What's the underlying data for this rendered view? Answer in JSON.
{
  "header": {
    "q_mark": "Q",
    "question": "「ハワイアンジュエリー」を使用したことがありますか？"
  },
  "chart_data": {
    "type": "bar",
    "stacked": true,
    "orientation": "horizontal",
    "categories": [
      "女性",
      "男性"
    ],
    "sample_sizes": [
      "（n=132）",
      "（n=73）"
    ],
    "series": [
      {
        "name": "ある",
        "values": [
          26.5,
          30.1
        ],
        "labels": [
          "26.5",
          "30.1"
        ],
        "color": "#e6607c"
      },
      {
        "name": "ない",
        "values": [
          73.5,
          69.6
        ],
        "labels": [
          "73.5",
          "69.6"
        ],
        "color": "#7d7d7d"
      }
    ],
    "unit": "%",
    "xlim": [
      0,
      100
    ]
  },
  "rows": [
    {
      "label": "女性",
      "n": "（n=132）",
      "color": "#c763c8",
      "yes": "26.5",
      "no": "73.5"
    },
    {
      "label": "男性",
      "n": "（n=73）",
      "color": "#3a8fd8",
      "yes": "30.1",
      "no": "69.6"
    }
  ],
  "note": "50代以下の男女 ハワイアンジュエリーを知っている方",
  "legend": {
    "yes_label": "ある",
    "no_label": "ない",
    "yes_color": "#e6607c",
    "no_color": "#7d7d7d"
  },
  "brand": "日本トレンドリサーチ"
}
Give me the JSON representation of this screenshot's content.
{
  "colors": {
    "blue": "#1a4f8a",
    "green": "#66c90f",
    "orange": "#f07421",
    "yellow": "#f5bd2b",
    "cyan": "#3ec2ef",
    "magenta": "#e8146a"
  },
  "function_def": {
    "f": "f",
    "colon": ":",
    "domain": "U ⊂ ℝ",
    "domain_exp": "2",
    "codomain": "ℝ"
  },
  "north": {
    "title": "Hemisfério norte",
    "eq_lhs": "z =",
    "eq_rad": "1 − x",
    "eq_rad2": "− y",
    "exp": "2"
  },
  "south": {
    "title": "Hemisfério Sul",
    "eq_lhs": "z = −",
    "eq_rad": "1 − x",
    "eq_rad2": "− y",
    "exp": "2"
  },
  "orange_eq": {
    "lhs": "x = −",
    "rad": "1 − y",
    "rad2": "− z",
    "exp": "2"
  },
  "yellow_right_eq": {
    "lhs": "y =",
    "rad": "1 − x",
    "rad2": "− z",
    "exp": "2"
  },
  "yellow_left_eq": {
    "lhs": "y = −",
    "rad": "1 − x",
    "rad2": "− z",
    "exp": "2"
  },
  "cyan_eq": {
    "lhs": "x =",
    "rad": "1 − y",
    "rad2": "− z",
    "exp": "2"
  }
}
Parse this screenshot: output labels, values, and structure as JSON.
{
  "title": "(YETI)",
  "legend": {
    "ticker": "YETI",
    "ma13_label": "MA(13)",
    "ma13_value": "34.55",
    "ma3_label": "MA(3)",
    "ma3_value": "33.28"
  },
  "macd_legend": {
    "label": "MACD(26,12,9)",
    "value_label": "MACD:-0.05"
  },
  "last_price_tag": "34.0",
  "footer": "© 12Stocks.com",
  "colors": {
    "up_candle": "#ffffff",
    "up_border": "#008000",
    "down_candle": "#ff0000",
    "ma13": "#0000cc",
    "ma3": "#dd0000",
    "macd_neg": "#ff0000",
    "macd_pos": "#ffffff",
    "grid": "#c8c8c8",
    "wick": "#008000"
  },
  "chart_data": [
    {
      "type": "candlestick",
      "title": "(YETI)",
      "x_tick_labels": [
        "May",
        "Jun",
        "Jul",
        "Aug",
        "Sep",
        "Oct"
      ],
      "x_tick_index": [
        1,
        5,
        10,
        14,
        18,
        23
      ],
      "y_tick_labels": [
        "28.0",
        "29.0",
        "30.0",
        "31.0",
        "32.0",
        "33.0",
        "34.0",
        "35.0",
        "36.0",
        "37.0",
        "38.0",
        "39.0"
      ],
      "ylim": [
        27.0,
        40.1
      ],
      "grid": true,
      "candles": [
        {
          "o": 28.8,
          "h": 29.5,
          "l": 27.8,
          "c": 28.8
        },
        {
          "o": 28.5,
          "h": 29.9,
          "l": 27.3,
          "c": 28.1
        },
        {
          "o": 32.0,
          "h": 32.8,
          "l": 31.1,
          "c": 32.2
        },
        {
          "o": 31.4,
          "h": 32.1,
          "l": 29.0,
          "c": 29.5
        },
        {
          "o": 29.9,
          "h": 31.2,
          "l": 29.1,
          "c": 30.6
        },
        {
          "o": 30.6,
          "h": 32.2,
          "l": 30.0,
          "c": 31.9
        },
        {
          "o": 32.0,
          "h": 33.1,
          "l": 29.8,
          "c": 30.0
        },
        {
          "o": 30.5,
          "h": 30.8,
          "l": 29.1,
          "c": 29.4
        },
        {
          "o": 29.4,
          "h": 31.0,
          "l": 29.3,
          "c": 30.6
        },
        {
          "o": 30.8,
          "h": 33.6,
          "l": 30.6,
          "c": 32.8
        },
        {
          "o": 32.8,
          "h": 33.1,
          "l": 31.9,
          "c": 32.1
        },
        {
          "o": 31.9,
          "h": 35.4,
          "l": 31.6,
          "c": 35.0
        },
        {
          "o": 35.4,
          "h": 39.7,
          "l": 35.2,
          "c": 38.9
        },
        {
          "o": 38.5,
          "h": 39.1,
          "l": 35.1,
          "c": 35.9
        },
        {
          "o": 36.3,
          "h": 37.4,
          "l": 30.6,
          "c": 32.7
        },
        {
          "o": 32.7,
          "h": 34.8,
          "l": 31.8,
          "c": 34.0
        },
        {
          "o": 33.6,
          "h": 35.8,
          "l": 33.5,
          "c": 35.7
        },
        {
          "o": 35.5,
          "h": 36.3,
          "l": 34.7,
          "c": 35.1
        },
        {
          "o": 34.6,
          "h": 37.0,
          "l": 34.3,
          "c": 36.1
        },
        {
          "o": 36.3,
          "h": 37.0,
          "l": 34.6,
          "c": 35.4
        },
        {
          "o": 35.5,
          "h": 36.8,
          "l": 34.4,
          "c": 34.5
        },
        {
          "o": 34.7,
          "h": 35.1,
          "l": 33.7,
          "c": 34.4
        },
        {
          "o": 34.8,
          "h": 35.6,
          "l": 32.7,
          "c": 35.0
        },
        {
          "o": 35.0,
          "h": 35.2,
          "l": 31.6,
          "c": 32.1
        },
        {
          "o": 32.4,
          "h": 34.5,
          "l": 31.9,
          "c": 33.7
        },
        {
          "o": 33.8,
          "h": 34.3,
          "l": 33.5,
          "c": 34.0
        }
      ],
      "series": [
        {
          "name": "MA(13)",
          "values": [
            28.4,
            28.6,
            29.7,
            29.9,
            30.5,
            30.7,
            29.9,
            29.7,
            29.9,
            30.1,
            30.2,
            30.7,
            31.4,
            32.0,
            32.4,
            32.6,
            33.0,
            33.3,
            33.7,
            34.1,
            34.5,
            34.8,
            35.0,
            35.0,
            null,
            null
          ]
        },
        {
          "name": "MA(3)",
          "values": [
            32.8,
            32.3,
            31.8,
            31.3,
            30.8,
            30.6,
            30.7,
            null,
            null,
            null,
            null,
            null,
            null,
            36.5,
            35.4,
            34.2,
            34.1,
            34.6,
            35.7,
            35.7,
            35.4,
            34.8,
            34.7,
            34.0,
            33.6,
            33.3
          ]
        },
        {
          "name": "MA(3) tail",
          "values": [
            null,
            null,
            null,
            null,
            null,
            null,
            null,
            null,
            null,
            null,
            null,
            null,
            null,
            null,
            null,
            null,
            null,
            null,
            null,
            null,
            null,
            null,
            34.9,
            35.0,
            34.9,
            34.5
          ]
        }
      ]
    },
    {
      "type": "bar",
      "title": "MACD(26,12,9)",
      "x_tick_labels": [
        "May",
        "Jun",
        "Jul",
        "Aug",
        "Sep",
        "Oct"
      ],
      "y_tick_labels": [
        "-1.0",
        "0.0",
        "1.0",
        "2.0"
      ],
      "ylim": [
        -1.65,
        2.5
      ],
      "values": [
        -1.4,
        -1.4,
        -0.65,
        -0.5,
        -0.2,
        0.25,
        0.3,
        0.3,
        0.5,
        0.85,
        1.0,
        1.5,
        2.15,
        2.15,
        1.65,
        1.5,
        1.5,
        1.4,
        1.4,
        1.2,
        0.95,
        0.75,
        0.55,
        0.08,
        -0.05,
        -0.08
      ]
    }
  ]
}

==*==

Isolate each line of the listing above that includes "screenshot". Copy it.

Give me the JSON representation of this screenshot's content.
Parse this screenshot: output labels, values, and structure as JSON.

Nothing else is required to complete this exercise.